- Fragmento -
<<<<

Ya en la estación de San Antonio de Padua lo primero que revisamos, ambos, son nuestras pertenencias. Ella volvía de su trabajo y yo del colegio. Nos palpamos elementos, a ver si no habían sido sacados. Una vez comprobado vía tacto que todo estaba en orden, resoplamos y encaramos para una de las salidas. El sol se pone justo a esa hora y la imagen del tren alejándose de nosotros y en dirección adonde el sol cae es muy linda. Mostramos el abono, el guarda lo perfora con su maquinita y mi madre comienza a hablarme. Y no se detiene. No recuerdo los temas, suele saltar de uno a otro sin que nadie pueda seguirla, quizás alguna de sus hermanas. Pero no tenía ninguna tía cerca así que la oía yo.

La salida es angosta y de asfalto bastante malo, es un camino de brea sin muchas ganas de ser decente. Lo bordea una malla de metal que por oxidada, está vencida para el lado de afuera. La gente salta por sobre ella y corta camino. Somos más de cien en un angosto espacio.

>>>>

- Listado proporcionado -
<<<<

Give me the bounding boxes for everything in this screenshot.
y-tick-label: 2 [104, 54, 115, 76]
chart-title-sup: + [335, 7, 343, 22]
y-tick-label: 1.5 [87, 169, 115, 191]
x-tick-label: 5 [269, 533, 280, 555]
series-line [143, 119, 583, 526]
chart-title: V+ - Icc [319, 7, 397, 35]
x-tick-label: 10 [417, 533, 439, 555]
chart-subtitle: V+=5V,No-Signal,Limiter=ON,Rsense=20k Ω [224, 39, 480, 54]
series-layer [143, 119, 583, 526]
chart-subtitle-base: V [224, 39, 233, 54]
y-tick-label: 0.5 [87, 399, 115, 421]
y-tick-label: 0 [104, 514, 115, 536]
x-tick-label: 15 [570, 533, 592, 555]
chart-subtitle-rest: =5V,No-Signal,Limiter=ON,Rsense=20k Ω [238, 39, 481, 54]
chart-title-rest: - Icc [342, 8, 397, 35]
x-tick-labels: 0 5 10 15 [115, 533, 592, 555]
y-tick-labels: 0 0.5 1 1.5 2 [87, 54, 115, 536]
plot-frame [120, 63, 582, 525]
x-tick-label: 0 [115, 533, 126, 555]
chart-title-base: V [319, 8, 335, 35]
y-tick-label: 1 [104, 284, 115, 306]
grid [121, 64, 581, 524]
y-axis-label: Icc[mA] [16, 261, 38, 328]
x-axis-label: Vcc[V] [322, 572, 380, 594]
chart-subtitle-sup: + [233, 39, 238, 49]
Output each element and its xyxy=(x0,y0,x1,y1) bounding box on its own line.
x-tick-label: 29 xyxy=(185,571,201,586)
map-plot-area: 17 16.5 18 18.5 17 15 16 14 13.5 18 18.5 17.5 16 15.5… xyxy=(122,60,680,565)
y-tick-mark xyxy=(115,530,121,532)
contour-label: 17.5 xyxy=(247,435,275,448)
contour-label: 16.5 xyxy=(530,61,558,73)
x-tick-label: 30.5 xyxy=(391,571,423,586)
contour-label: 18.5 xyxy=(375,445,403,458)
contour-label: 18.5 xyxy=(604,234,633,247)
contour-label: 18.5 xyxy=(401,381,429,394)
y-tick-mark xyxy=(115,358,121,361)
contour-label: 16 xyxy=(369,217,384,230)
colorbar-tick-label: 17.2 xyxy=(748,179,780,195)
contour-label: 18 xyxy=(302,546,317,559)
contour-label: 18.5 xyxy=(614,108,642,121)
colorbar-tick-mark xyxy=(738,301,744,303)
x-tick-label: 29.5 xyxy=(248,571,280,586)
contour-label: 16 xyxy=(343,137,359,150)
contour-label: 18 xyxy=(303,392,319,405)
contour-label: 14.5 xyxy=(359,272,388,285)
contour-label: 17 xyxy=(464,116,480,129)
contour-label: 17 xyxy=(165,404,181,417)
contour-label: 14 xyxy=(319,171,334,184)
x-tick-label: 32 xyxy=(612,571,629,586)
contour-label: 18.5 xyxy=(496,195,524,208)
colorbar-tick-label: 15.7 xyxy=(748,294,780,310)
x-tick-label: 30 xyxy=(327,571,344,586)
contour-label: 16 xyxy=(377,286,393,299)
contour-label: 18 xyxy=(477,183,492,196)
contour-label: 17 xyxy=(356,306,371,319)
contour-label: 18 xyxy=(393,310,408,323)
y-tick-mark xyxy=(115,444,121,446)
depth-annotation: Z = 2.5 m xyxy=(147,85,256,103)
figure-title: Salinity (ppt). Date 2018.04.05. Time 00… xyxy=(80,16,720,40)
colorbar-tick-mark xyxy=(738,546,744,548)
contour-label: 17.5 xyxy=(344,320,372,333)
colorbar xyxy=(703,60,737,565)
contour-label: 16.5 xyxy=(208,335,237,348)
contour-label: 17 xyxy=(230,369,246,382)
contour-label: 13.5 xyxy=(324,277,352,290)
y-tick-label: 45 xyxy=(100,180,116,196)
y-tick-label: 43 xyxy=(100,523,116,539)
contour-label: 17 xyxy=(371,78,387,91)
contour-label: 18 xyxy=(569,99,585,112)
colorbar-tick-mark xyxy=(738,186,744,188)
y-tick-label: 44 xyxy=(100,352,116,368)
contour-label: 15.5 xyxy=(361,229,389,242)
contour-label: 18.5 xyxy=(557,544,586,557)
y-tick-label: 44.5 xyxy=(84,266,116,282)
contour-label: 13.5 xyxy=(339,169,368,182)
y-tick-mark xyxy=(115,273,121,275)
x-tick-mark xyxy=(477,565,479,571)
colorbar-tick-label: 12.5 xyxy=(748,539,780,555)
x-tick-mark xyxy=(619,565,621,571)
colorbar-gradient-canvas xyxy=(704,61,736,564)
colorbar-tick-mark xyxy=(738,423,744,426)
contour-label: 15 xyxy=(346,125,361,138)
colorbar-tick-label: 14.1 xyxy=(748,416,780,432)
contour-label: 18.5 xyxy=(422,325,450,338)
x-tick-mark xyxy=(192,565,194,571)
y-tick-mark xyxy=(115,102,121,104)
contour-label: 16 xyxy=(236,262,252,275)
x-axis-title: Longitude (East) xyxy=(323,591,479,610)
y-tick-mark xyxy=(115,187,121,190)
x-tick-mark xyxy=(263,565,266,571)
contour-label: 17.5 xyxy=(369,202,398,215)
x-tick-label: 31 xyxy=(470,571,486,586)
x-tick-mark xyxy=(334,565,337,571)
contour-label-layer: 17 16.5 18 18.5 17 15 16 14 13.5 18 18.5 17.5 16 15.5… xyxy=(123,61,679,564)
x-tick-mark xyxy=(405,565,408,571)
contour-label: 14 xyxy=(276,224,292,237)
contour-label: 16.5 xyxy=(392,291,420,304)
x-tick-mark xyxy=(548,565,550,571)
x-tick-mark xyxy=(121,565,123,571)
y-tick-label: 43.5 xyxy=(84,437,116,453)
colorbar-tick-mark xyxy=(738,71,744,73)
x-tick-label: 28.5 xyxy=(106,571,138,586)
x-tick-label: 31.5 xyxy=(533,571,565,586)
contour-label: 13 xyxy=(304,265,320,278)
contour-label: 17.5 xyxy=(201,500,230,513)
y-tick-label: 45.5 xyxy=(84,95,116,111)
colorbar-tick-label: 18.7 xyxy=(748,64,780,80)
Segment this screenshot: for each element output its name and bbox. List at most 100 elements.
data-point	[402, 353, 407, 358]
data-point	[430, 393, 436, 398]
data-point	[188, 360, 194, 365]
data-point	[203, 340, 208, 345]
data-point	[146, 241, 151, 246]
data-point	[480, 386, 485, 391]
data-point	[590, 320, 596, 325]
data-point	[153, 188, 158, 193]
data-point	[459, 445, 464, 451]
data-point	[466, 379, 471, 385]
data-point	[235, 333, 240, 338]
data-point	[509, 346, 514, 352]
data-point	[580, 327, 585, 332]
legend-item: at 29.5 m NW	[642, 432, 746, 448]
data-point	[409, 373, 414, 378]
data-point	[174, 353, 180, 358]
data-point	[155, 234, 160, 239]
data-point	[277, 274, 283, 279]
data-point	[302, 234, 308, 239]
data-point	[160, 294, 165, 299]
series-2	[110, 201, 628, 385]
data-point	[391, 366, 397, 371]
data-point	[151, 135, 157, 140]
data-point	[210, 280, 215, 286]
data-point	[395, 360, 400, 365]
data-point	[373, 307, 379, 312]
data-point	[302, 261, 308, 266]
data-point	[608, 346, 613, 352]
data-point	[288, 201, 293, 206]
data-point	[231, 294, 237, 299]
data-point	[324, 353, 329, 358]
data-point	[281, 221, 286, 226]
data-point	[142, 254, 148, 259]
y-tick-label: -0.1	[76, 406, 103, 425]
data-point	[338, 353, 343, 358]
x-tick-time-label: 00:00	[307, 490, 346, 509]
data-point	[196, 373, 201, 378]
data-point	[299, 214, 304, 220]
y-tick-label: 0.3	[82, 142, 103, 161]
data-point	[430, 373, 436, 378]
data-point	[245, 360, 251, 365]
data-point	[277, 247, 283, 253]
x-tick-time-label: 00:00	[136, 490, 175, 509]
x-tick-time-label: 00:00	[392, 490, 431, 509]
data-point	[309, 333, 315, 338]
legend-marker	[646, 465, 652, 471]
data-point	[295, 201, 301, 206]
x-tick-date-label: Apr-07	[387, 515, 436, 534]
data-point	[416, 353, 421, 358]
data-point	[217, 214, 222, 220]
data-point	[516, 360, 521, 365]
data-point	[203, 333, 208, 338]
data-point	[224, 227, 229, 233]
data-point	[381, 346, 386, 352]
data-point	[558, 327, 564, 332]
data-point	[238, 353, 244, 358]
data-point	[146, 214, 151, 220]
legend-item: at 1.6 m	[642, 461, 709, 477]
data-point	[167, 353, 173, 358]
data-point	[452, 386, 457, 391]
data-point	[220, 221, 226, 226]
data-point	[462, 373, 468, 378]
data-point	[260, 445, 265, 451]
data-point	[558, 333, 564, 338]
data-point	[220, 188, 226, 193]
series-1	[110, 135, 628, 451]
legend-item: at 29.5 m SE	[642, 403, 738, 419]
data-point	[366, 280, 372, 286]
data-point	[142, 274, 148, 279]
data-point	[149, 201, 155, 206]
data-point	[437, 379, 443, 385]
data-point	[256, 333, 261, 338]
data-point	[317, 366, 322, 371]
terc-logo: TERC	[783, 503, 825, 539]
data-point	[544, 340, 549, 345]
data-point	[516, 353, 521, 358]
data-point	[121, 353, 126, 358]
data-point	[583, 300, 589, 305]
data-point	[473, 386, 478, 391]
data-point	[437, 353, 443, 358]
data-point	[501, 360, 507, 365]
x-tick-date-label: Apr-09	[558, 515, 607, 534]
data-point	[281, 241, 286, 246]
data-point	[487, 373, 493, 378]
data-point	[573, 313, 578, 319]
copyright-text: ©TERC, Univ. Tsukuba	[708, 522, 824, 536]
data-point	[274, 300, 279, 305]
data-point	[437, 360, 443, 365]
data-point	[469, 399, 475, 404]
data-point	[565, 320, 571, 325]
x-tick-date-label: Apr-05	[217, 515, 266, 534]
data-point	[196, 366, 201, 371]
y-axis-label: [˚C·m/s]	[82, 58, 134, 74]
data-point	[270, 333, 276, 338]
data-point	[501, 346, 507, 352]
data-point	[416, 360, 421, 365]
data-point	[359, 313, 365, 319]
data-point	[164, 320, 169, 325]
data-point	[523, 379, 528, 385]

>>>>

- Sobre la tarea -
Transcribe de nuevo el fragmento completo sin alterar ninguna palabra ni ningún signo.

- Respuesta a continuación -
Ya en la estación de San Antonio de Padua lo primero que revisamos, ambos, son nuestras pertenencias. Ella volvía de su trabajo y yo del colegio. Nos palpamos elementos, a ver si no habían sido sacados. Una vez comprobado vía tacto que todo estaba en orden, resoplamos y encaramos para una de las salidas. El sol se pone justo a esa hora y la imagen del tren alejándose de nosotros y en dirección adonde el sol cae es muy linda. Mostramos el abono, el guarda lo perfora con su maquinita y mi madre comienza a hablarme. Y no se detiene. No recuerdo los temas, suele saltar de uno a otro sin que nadie pueda seguirla, quizás alguna de sus hermanas. Pero no tenía ninguna tía cerca así que la oía yo.

La salida es angosta y de asfalto bastante malo, es un camino de brea sin muchas ganas de ser decente. Lo bordea una malla de metal que por oxidada, está vencida para el lado de afuera. La gente salta por sobre ella y corta camino. Somos más de cien en un angosto espacio.